**Stated exercise**: Output the data exactly, with every line intact.

**Stored records**:
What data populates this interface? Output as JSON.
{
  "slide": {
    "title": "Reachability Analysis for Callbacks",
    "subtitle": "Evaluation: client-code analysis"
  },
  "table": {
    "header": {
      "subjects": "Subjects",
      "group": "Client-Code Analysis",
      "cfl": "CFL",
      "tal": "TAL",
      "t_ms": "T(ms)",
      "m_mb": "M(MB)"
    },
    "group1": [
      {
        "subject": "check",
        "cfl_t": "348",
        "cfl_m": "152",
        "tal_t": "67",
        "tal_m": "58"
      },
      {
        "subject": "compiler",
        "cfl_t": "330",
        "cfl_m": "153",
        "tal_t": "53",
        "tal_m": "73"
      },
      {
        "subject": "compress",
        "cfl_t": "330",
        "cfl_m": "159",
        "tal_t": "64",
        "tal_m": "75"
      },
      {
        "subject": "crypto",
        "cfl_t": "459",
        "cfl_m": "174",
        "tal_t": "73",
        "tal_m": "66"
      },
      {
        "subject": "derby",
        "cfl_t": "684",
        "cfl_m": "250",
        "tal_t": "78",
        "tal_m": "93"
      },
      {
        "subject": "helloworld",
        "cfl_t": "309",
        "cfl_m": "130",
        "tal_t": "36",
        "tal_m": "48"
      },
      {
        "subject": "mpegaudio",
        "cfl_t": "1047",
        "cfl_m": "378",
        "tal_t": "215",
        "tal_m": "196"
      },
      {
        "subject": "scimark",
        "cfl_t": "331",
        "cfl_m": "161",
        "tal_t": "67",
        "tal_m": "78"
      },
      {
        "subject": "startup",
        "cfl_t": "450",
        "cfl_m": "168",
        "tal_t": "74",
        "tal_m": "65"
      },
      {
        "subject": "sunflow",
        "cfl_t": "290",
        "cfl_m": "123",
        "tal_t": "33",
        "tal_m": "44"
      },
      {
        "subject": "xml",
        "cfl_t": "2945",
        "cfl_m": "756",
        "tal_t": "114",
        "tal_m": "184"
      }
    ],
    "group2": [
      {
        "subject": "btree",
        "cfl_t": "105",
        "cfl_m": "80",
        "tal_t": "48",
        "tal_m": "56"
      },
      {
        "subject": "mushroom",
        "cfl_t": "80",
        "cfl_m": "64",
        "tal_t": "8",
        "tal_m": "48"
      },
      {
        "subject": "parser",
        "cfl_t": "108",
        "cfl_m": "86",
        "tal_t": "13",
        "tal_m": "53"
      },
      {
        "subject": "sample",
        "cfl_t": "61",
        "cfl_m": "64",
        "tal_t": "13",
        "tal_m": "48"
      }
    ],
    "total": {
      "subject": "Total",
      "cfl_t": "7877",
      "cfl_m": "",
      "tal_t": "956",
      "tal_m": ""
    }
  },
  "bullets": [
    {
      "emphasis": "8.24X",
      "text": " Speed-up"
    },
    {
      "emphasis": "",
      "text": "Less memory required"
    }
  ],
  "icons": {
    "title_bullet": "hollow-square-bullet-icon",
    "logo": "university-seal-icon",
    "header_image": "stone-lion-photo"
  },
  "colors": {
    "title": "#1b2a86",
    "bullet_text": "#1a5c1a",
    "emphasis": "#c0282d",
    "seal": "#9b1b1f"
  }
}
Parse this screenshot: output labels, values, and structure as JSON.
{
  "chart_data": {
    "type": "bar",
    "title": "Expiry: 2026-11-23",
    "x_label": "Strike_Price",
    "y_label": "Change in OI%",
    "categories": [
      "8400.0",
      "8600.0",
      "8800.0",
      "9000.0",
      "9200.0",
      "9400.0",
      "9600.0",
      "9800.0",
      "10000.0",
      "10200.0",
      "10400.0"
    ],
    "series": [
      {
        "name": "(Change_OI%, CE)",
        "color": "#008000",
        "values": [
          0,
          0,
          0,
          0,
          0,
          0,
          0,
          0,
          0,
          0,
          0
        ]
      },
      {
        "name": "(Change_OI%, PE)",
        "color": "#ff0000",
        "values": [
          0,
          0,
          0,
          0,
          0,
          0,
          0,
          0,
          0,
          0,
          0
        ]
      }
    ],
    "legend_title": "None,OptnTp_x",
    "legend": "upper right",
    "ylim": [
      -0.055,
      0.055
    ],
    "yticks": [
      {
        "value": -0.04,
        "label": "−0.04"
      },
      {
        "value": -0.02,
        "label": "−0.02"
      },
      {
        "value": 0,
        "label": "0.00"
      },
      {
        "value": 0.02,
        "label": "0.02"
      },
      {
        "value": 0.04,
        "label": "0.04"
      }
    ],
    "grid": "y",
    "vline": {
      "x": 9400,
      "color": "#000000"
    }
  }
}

**Final answer**:
What data populates this interface? Output as JSON.
{
  "slide": {
    "title": "Reachability Analysis for Callbacks",
    "subtitle": "Evaluation: client-code analysis"
  },
  "table": {
    "header": {
      "subjects": "Subjects",
      "group": "Client-Code Analysis",
      "cfl": "CFL",
      "tal": "TAL",
      "t_ms": "T(ms)",
      "m_mb": "M(MB)"
    },
    "group1": [
      {
        "subject": "check",
        "cfl_t": "348",
        "cfl_m": "152",
        "tal_t": "67",
        "tal_m": "58"
      },
      {
        "subject": "compiler",
        "cfl_t": "330",
        "cfl_m": "153",
        "tal_t": "53",
        "tal_m": "73"
      },
      {
        "subject": "compress",
        "cfl_t": "330",
        "cfl_m": "159",
        "tal_t": "64",
        "tal_m": "75"
      },
      {
        "subject": "crypto",
        "cfl_t": "459",
        "cfl_m": "174",
        "tal_t": "73",
        "tal_m": "66"
      },
      {
        "subject": "derby",
        "cfl_t": "684",
        "cfl_m": "250",
        "tal_t": "78",
        "tal_m": "93"
      },
      {
        "subject": "helloworld",
        "cfl_t": "309",
        "cfl_m": "130",
        "tal_t": "36",
        "tal_m": "48"
      },
      {
        "subject": "mpegaudio",
        "cfl_t": "1047",
        "cfl_m": "378",
        "tal_t": "215",
        "tal_m": "196"
      },
      {
        "subject": "scimark",
        "cfl_t": "331",
        "cfl_m": "161",
        "tal_t": "67",
        "tal_m": "78"
      },
      {
        "subject": "startup",
        "cfl_t": "450",
        "cfl_m": "168",
        "tal_t": "74",
        "tal_m": "65"
      },
      {
        "subject": "sunflow",
        "cfl_t": "290",
        "cfl_m": "123",
        "tal_t": "33",
        "tal_m": "44"
      },
      {
        "subject": "xml",
        "cfl_t": "2945",
        "cfl_m": "756",
        "tal_t": "114",
        "tal_m": "184"
      }
    ],
    "group2": [
      {
        "subject": "btree",
        "cfl_t": "105",
        "cfl_m": "80",
        "tal_t": "48",
        "tal_m": "56"
      },
      {
        "subject": "mushroom",
        "cfl_t": "80",
        "cfl_m": "64",
        "tal_t": "8",
        "tal_m": "48"
      },
      {
        "subject": "parser",
        "cfl_t": "108",
        "cfl_m": "86",
        "tal_t": "13",
        "tal_m": "53"
      },
      {
        "subject": "sample",
        "cfl_t": "61",
        "cfl_m": "64",
        "tal_t": "13",
        "tal_m": "48"
      }
    ],
    "total": {
      "subject": "Total",
      "cfl_t": "7877",
      "cfl_m": "",
      "tal_t": "956",
      "tal_m": ""
    }
  },
  "bullets": [
    {
      "emphasis": "8.24X",
      "text": " Speed-up"
    },
    {
      "emphasis": "",
      "text": "Less memory required"
    }
  ],
  "icons": {
    "title_bullet": "hollow-square-bullet-icon",
    "logo": "university-seal-icon",
    "header_image": "stone-lion-photo"
  },
  "colors": {
    "title": "#1b2a86",
    "bullet_text": "#1a5c1a",
    "emphasis": "#c0282d",
    "seal": "#9b1b1f"
  }
}
Parse this screenshot: output labels, values, and structure as JSON.
{
  "chart_data": {
    "type": "bar",
    "title": "Expiry: 2026-11-23",
    "x_label": "Strike_Price",
    "y_label": "Change in OI%",
    "categories": [
      "8400.0",
      "8600.0",
      "8800.0",
      "9000.0",
      "9200.0",
      "9400.0",
      "9600.0",
      "9800.0",
      "10000.0",
      "10200.0",
      "10400.0"
    ],
    "series": [
      {
        "name": "(Change_OI%, CE)",
        "color": "#008000",
        "values": [
          0,
          0,
          0,
          0,
          0,
          0,
          0,
          0,
          0,
          0,
          0
        ]
      },
      {
        "name": "(Change_OI%, PE)",
        "color": "#ff0000",
        "values": [
          0,
          0,
          0,
          0,
          0,
          0,
          0,
          0,
          0,
          0,
          0
        ]
      }
    ],
    "legend_title": "None,OptnTp_x",
    "legend": "upper right",
    "ylim": [
      -0.055,
      0.055
    ],
    "yticks": [
      {
        "value": -0.04,
        "label": "−0.04"
      },
      {
        "value": -0.02,
        "label": "−0.02"
      },
      {
        "value": 0,
        "label": "0.00"
      },
      {
        "value": 0.02,
        "label": "0.02"
      },
      {
        "value": 0.04,
        "label": "0.04"
      }
    ],
    "grid": "y",
    "vline": {
      "x": 9400,
      "color": "#000000"
    }
  }
}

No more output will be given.